> WORK TO COMPLETE: For each line below that contains the string "InformationDevelopment", copy that line.

########################################

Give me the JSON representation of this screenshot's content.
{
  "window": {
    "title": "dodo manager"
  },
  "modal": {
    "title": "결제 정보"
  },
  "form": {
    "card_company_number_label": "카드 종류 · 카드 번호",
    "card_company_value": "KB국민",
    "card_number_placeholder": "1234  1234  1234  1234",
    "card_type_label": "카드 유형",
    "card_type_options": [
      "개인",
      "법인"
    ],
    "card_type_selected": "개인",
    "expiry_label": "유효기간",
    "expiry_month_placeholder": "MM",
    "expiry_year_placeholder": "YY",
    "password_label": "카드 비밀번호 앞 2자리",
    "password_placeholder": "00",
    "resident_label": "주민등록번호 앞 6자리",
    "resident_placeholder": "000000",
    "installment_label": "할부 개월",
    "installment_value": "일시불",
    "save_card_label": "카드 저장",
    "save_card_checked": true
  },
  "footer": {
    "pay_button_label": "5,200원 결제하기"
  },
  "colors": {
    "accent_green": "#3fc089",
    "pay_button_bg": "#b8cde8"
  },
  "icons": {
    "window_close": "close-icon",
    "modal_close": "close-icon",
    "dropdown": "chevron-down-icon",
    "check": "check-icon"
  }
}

########################################

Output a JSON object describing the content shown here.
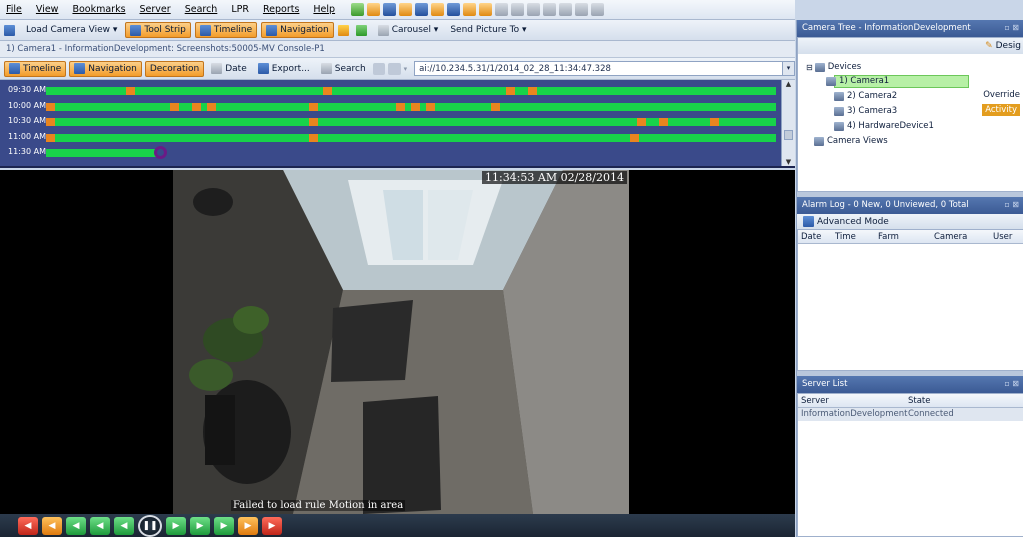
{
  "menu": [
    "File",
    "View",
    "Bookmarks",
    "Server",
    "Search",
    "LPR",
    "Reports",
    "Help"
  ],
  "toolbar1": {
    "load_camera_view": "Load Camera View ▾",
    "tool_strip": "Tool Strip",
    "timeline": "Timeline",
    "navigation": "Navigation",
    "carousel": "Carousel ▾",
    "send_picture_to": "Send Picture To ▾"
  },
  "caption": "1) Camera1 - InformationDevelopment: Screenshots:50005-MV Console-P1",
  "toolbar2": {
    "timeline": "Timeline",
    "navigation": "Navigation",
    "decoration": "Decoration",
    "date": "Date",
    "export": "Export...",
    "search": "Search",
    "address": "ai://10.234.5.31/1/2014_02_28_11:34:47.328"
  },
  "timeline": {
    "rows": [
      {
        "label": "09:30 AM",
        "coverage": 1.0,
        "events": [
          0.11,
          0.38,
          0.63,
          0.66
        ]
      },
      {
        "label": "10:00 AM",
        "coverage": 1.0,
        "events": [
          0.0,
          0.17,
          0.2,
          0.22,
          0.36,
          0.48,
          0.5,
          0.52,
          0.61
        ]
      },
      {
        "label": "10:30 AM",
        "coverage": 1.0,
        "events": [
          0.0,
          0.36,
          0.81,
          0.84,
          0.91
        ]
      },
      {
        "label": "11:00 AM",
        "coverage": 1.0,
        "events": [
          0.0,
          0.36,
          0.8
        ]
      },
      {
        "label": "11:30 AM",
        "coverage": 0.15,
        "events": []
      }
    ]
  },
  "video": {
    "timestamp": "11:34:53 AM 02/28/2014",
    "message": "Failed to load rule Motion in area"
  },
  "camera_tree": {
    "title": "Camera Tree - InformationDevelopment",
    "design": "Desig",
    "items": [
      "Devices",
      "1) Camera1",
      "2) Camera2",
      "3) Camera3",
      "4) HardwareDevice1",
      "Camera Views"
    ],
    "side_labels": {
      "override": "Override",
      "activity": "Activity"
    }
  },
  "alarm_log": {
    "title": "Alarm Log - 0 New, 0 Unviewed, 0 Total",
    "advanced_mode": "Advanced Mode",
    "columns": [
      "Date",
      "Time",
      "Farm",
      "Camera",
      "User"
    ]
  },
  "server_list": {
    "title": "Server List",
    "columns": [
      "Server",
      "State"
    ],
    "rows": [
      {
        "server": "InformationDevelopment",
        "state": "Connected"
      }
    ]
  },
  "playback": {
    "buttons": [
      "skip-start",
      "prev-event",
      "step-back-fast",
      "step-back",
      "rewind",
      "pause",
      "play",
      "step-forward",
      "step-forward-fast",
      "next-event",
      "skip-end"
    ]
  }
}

########################################

> COMPLETED TASK:
  "caption": "1) Camera1 - InformationDevelopment: Screenshots:50005-MV Console-P1",
    "title": "Camera Tree - InformationDevelopment",
        "server": "InformationDevelopment",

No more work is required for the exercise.